§ What the task requires
From the listing below, extract every line containing "Disagree".

§ Supplied material
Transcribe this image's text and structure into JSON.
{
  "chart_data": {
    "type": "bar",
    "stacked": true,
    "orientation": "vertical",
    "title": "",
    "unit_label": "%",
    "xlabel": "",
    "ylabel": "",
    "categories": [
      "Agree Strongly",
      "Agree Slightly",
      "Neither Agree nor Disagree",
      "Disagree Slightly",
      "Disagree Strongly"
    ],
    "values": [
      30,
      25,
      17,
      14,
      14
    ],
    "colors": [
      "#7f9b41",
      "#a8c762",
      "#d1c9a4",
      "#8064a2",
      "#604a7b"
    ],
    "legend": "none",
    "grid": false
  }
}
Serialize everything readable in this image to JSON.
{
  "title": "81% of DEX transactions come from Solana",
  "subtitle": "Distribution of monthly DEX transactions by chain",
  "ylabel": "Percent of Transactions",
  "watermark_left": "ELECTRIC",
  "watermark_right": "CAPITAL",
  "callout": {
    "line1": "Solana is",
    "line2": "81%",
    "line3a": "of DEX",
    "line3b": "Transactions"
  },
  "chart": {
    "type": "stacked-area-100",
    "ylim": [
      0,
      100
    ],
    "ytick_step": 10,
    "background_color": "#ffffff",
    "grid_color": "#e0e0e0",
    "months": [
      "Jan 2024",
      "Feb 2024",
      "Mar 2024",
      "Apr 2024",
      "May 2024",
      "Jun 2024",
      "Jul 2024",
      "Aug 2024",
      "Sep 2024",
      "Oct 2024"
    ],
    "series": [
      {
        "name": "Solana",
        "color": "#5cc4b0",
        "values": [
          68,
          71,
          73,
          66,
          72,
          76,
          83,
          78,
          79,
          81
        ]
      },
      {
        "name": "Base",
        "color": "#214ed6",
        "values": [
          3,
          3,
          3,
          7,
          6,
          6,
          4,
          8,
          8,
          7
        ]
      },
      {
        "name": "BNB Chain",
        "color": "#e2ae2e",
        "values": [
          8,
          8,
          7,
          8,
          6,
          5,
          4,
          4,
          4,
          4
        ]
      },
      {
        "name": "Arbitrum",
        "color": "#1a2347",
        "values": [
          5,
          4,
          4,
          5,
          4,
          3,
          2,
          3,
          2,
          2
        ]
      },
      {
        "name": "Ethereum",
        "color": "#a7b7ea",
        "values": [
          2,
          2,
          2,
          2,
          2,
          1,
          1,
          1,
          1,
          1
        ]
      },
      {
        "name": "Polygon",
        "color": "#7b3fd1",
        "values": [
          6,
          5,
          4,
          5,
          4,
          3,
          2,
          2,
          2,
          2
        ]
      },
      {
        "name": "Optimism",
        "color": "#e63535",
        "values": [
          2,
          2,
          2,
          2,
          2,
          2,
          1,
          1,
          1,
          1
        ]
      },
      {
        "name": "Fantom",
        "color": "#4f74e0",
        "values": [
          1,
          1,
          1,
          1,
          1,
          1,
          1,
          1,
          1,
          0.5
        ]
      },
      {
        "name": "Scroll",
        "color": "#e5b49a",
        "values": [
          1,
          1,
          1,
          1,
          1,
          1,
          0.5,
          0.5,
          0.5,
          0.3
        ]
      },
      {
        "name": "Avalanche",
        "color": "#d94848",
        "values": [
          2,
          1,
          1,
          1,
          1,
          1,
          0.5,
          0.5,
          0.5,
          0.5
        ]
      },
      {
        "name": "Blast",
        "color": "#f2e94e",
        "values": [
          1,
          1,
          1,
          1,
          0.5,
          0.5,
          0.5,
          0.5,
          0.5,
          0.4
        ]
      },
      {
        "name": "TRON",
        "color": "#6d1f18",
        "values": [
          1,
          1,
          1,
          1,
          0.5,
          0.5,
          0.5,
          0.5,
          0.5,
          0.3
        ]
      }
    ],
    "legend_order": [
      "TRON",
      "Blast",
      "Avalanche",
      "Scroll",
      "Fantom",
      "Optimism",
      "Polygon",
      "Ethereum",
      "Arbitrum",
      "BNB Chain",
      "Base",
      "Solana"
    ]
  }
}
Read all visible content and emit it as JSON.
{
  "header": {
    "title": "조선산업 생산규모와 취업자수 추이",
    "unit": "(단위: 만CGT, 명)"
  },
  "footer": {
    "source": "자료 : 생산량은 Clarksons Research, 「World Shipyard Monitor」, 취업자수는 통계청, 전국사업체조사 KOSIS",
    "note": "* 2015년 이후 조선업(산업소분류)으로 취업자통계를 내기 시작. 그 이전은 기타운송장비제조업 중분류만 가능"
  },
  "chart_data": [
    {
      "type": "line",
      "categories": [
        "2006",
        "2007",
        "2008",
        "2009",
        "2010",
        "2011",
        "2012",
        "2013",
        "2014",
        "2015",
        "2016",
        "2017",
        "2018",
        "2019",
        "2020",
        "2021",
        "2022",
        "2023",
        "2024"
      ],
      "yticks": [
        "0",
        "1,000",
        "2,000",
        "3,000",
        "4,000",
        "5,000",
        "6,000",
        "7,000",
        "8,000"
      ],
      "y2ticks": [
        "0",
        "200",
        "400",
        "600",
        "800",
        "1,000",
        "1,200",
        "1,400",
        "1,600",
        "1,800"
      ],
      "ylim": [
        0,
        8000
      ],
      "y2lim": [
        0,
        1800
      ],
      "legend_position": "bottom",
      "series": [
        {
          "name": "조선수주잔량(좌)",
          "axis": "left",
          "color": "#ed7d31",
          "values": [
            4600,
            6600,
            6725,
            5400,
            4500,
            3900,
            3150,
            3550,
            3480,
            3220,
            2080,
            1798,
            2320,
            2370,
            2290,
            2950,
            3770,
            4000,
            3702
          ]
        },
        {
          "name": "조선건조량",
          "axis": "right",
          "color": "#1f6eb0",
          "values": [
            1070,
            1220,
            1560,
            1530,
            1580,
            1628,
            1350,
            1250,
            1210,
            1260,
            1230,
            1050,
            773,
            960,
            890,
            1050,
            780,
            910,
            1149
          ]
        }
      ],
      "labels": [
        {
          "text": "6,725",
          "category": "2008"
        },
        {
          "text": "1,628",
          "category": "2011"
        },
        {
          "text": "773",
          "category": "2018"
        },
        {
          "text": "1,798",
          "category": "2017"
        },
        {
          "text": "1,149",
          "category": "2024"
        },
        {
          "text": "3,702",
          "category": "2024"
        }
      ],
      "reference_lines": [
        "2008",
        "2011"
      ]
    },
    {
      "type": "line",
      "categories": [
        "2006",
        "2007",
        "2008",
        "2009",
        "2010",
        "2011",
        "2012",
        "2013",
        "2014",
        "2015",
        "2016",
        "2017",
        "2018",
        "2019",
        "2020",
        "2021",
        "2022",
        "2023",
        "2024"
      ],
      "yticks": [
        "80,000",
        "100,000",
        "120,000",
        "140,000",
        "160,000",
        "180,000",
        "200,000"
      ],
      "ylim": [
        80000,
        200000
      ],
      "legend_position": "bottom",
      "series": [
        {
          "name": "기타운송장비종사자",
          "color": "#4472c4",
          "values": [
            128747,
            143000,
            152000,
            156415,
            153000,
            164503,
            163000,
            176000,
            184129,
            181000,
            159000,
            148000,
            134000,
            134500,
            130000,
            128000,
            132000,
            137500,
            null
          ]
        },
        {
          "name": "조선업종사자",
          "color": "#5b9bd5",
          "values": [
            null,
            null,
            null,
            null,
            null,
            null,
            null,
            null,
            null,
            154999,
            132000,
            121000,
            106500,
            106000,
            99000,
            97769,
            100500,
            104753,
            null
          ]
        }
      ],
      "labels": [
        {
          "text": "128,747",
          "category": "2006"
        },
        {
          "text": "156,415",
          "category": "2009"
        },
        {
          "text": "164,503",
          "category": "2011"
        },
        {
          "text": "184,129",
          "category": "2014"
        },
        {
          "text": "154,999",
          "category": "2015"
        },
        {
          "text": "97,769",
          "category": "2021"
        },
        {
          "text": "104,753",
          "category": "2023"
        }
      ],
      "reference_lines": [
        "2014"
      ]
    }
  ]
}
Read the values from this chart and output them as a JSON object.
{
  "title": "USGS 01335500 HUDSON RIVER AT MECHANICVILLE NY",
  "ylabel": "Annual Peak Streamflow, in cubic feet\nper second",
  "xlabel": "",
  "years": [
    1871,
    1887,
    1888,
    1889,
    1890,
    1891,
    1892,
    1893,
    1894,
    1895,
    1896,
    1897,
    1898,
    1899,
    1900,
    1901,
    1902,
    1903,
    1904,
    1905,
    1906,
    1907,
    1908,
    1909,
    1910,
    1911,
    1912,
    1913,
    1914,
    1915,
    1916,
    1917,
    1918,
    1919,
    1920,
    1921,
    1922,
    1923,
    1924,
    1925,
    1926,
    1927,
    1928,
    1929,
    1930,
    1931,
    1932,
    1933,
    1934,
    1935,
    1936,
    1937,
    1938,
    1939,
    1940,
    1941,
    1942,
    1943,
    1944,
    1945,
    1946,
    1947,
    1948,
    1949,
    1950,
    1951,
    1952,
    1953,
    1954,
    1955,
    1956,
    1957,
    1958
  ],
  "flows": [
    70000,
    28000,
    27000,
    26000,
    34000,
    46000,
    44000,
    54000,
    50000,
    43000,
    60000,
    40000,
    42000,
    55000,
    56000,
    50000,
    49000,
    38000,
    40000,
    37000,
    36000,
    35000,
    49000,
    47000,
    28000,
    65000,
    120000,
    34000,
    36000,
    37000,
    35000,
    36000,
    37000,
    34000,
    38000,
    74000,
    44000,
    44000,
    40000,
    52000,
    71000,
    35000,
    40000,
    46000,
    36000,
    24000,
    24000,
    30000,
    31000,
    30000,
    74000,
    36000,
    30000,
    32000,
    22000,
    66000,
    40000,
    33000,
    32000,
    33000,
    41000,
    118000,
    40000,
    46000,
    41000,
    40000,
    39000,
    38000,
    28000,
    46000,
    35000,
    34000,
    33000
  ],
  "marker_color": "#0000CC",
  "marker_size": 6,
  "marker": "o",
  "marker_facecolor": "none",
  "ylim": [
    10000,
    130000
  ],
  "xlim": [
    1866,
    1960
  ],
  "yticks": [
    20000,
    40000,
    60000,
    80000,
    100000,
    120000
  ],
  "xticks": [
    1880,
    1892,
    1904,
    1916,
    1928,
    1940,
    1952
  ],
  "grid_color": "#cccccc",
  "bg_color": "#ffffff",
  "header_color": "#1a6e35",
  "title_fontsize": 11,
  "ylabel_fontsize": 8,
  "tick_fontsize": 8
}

§ Result below
      "Neither Agree nor Disagree",
      "Disagree Slightly",
      "Disagree Strongly"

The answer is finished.